- SHORT PROBLEM
Skip the images and return the records below exactly.

━━━━━ SOURCE MATERIAL ━━━━━

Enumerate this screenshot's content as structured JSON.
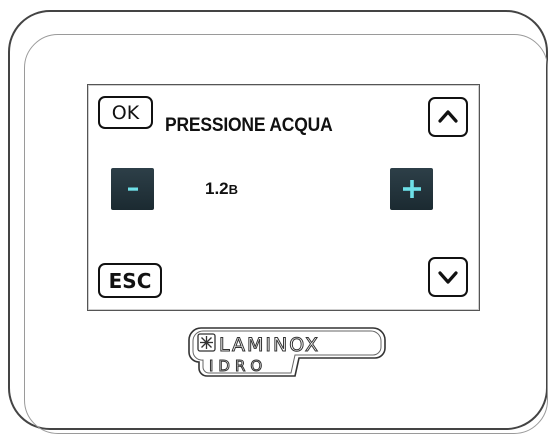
{
  "screen": {
    "title": "PRESSIONE ACQUA",
    "value": "1.2",
    "unit": "B",
    "ok_label": "OK",
    "esc_label": "ESC"
  },
  "icons": {
    "up": "chevron-up-icon",
    "down": "chevron-down-icon",
    "minus": "minus-icon",
    "plus": "plus-icon"
  },
  "colors": {
    "button_dark": "#24343c",
    "symbol_accent": "#6ee0e8"
  },
  "branding": {
    "brand": "LAMINOX",
    "sub_brand": "IDRO"
  }
}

━━━━━

- RESPONSE TO THE TASK
Enumerate this screenshot's content as structured JSON.
{
  "screen": {
    "title": "PRESSIONE ACQUA",
    "value": "1.2",
    "unit": "B",
    "ok_label": "OK",
    "esc_label": "ESC"
  },
  "icons": {
    "up": "chevron-up-icon",
    "down": "chevron-down-icon",
    "minus": "minus-icon",
    "plus": "plus-icon"
  },
  "colors": {
    "button_dark": "#24343c",
    "symbol_accent": "#6ee0e8"
  },
  "branding": {
    "brand": "LAMINOX",
    "sub_brand": "IDRO"
  }
}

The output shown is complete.